JAKARTA, iNewsSemarang.id - Ada sejumlah fakta menarik tentang putusan Mahkamah Konstitusi (MK) yang menolak seluruh permohonan perselisihan hasil pemilihan umum (PHPU) Pilpres 2024. Gugatan tersebut diajukan oleh pasangan calon Anies Baswedan-Muhaimin Iskandar dan Ganjar Pranowo-Mahfud MD.
"Menolak permohonan pemohon untuk seluruhnya," ujar Ketua MK Suhartoyo, Senin (22/4/2024).
Beberapa gugatan yang diajukan yakni terkait nepotisme dari pencalonan pasangan 02 Prabowo Subianto-Gibran Rakabuming Raka sehingga menghasilkan penyalahgunaan kekuasaan yang terkoordinasi. Nepotisme ini yang melahirkan abuse of power, indikasinya adalah putusan MK Nomor 90 tentang batas usia Capres-Cawapres, politisasi bansos, hingga kriminalisasi.
Berikut ini enam fakta yang dirangkum iNews.id:
1. Kubu Anies-Muhaimin dan Ganjar-Mahfud Gagal di MK
MK menolak seluruh permohonan perselisihan hasil pemilihan umum (PHPU) dari kubu Anies Baswedan-Muhaimin Iskandar dan Ganjar Pranowo-Mahfud MD.
Ketua MK Suhartoyo mengatakan seluruh dalil yang diajukan seperti penyaluran bantuan sosial, abuse of power yang dianggap memberikan keberpihakan Aparatur Sipil Negara (ASN) untuk memenangkan pasangan Prabowo Subianto dan Gibran Rakabuming Raka tidak berlandaskan hukum.

***

**HASIL YANG DIMINTA**
Mohon salin seluruh berita tentang putusan MK atas sengketa Pilpres 2024 di atas tanpa mengubah apa pun. Entri-entri berikut tidak dipakai di sini.

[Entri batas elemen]
***

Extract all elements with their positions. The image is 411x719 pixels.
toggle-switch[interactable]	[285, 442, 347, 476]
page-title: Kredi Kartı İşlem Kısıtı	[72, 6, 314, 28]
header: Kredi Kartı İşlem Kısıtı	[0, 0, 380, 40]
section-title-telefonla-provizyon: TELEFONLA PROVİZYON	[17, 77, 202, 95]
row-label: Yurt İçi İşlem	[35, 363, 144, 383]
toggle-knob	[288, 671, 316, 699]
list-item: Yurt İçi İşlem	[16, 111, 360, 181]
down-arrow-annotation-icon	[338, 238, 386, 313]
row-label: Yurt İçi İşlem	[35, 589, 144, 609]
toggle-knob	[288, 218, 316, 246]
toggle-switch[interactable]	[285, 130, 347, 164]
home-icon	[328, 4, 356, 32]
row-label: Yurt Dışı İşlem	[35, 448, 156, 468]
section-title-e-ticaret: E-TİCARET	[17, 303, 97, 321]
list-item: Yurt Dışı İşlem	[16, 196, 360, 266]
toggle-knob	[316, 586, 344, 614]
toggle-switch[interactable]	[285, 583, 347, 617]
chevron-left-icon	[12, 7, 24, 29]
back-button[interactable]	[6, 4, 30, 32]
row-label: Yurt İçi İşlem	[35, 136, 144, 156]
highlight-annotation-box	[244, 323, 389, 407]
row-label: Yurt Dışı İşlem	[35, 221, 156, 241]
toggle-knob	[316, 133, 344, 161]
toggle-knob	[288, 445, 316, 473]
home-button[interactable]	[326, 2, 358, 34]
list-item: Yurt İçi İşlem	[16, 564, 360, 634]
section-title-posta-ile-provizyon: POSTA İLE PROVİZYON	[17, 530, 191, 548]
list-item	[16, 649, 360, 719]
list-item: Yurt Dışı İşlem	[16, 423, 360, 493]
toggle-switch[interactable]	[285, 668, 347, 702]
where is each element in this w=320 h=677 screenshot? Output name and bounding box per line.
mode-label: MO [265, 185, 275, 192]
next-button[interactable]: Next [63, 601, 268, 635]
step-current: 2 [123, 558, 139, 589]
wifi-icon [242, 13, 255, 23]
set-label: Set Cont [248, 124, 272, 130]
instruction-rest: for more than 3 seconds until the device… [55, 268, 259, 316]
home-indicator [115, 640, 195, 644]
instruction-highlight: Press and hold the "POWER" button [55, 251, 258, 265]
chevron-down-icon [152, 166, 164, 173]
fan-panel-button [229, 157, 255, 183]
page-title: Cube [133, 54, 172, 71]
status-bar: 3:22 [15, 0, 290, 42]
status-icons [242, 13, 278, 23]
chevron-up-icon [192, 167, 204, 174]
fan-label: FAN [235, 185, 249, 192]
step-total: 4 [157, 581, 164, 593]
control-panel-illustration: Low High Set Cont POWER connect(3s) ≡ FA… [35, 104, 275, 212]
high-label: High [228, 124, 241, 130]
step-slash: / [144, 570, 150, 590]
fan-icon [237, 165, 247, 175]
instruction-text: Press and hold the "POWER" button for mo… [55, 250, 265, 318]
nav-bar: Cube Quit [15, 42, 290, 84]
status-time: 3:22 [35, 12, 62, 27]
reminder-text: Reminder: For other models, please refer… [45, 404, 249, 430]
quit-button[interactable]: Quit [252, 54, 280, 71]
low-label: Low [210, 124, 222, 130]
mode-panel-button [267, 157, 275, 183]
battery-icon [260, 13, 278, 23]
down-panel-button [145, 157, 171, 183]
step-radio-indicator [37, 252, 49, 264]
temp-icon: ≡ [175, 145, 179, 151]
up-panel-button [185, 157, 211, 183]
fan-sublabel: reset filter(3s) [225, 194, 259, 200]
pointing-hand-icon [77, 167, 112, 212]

***

**HASIL TUGAS INI**
JAKARTA, iNewsSemarang.id - Ada sejumlah fakta menarik tentang putusan Mahkamah Konstitusi (MK) yang menolak seluruh permohonan perselisihan hasil pemilihan umum (PHPU) Pilpres 2024. Gugatan tersebut diajukan oleh pasangan calon Anies Baswedan-Muhaimin Iskandar dan Ganjar Pranowo-Mahfud MD.
"Menolak permohonan pemohon untuk seluruhnya," ujar Ketua MK Suhartoyo, Senin (22/4/2024).
Beberapa gugatan yang diajukan yakni terkait nepotisme dari pencalonan pasangan 02 Prabowo Subianto-Gibran Rakabuming Raka sehingga menghasilkan penyalahgunaan kekuasaan yang terkoordinasi. Nepotisme ini yang melahirkan abuse of power, indikasinya adalah putusan MK Nomor 90 tentang batas usia Capres-Cawapres, politisasi bansos, hingga kriminalisasi.
Berikut ini enam fakta yang dirangkum iNews.id:
1. Kubu Anies-Muhaimin dan Ganjar-Mahfud Gagal di MK
MK menolak seluruh permohonan perselisihan hasil pemilihan umum (PHPU) dari kubu Anies Baswedan-Muhaimin Iskandar dan Ganjar Pranowo-Mahfud MD.
Ketua MK Suhartoyo mengatakan seluruh dalil yang diajukan seperti penyaluran bantuan sosial, abuse of power yang dianggap memberikan keberpihakan Aparatur Sipil Negara (ASN) untuk memenangkan pasangan Prabowo Subianto dan Gibran Rakabuming Raka tidak berlandaskan hukum.